▶ [What to produce]: Count every line in the entries that contains "окне". Report that count alone.

▶ [Material provided]:
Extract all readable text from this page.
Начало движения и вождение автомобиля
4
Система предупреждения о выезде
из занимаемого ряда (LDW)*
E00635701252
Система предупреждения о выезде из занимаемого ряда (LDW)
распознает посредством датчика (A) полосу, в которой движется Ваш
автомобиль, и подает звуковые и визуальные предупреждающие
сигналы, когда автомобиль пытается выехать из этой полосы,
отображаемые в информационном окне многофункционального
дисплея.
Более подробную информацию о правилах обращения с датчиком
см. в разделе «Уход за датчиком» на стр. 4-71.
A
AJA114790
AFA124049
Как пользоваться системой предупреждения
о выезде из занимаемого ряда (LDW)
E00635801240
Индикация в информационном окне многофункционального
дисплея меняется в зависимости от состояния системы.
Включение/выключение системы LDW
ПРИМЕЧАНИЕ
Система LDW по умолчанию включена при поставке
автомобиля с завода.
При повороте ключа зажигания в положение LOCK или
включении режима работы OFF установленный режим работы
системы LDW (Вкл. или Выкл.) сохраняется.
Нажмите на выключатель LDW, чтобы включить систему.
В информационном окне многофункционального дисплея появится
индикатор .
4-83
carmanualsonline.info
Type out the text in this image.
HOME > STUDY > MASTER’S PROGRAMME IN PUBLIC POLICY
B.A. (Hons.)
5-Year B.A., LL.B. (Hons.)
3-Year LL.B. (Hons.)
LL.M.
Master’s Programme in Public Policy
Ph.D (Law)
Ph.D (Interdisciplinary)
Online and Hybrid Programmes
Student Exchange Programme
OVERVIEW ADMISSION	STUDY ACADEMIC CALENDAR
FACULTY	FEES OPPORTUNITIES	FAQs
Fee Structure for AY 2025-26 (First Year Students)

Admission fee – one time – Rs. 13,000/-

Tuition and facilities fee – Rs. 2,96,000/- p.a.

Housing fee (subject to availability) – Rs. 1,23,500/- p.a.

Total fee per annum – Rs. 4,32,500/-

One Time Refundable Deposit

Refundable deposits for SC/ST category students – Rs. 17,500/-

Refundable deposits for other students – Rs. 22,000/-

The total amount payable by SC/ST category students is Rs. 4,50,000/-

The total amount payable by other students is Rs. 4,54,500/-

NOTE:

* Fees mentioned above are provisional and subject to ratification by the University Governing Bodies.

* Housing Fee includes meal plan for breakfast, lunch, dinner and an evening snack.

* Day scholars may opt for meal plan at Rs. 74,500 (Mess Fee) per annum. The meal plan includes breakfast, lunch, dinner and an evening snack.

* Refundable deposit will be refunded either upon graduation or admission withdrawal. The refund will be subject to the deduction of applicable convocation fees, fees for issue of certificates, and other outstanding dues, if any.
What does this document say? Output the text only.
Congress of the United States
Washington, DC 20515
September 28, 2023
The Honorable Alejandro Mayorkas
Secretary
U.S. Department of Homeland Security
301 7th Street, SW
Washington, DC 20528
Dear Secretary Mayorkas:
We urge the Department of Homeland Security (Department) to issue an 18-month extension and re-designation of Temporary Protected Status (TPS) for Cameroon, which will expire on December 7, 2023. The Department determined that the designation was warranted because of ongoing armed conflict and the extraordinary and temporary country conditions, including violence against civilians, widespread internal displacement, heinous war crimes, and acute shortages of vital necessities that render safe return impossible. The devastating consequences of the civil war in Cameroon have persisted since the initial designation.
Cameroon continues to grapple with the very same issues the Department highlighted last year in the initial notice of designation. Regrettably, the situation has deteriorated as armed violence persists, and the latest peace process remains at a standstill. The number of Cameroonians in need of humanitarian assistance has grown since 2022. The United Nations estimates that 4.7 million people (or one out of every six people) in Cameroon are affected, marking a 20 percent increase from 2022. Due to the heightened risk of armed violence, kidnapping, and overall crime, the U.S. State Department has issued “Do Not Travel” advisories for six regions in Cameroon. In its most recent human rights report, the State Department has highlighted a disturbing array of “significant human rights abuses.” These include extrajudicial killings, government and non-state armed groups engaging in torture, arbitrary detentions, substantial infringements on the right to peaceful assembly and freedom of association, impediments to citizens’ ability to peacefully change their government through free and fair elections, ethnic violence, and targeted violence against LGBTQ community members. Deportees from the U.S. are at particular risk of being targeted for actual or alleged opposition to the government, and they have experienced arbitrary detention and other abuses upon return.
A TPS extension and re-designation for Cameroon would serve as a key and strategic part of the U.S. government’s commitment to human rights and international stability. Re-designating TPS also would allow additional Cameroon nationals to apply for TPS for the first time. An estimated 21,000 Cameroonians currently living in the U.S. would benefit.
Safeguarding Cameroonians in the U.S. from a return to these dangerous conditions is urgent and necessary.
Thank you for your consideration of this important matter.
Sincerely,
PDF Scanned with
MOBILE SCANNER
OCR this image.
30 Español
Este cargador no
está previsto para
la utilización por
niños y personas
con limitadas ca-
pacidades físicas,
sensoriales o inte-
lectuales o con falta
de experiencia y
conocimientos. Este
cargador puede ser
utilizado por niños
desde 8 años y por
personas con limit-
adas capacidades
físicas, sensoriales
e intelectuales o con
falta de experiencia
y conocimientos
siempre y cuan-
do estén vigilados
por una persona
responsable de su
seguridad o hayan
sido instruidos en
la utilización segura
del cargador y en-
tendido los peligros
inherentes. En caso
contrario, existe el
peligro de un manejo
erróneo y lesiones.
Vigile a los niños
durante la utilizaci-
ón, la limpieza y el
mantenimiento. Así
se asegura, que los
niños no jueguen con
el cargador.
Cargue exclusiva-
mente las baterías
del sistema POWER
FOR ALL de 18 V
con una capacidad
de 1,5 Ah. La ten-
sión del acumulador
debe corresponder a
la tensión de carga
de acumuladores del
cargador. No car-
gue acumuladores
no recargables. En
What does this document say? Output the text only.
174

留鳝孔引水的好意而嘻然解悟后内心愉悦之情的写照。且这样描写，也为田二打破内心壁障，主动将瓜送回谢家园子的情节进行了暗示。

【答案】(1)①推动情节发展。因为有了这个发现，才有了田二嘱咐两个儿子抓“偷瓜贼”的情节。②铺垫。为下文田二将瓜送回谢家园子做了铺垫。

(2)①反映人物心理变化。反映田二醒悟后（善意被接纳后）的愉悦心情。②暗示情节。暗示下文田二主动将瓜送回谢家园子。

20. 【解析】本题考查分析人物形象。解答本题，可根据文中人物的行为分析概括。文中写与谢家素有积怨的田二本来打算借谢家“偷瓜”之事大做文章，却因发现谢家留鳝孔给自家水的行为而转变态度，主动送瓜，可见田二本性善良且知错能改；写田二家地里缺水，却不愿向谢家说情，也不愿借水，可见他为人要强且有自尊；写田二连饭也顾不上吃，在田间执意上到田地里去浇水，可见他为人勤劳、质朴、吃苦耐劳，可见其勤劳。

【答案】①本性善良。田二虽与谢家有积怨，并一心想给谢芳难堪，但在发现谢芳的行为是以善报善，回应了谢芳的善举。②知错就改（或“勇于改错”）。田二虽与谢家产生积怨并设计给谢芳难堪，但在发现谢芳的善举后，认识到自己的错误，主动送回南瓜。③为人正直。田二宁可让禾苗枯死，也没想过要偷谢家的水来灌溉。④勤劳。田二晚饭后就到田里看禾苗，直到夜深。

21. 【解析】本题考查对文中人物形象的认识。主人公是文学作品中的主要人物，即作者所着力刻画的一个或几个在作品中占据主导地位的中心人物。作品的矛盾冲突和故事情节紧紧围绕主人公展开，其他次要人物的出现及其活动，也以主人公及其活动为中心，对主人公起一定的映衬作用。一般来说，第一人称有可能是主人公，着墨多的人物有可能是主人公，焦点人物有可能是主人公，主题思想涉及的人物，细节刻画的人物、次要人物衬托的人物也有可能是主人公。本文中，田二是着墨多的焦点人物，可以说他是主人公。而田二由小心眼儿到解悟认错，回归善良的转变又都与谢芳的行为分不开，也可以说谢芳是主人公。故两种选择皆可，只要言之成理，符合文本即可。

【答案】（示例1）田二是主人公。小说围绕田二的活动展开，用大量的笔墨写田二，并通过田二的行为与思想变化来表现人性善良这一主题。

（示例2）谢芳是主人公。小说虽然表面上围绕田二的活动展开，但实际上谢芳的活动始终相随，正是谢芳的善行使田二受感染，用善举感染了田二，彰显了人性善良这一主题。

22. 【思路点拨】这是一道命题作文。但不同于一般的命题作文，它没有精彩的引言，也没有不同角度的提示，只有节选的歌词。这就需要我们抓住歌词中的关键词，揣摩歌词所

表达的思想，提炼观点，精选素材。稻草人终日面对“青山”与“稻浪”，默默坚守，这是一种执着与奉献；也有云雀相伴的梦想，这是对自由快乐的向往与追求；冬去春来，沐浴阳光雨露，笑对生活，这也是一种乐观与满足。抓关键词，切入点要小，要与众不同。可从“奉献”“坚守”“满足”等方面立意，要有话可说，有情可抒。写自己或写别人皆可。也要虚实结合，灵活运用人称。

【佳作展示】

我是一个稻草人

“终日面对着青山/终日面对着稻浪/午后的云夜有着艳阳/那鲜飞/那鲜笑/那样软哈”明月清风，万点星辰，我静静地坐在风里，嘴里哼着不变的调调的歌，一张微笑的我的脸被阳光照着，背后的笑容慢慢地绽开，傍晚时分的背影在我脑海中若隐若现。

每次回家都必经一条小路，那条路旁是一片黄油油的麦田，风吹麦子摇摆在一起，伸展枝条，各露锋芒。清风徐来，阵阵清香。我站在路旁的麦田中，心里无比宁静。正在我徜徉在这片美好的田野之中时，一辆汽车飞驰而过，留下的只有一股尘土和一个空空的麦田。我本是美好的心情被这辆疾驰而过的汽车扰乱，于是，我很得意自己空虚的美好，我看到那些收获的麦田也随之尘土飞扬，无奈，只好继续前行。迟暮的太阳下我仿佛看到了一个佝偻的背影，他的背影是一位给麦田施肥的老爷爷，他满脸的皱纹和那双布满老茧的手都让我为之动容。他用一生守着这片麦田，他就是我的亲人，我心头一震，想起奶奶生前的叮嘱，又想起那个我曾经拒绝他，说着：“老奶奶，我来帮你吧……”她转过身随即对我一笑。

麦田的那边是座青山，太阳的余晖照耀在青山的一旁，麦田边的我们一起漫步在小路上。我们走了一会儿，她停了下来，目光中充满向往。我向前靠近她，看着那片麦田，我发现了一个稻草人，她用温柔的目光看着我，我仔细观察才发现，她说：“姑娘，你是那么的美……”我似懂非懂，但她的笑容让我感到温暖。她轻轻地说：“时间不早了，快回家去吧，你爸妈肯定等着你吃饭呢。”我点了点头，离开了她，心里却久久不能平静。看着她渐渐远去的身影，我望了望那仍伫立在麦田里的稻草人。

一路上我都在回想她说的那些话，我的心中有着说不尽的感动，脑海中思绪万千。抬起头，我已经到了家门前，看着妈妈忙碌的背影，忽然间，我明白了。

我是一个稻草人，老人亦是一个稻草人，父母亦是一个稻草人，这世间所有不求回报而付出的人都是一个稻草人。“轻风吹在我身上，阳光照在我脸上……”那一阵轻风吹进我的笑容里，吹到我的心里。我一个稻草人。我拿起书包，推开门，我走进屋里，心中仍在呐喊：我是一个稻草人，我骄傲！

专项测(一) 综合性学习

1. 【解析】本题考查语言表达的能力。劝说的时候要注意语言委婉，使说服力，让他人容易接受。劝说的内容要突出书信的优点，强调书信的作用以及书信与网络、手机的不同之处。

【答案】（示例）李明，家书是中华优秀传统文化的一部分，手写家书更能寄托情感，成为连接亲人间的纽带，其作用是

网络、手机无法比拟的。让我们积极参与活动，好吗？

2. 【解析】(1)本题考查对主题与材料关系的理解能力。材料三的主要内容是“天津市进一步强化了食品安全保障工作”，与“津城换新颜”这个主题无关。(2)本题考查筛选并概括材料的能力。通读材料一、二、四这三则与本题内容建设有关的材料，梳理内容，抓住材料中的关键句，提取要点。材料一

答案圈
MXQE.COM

▶ [Final result]: 3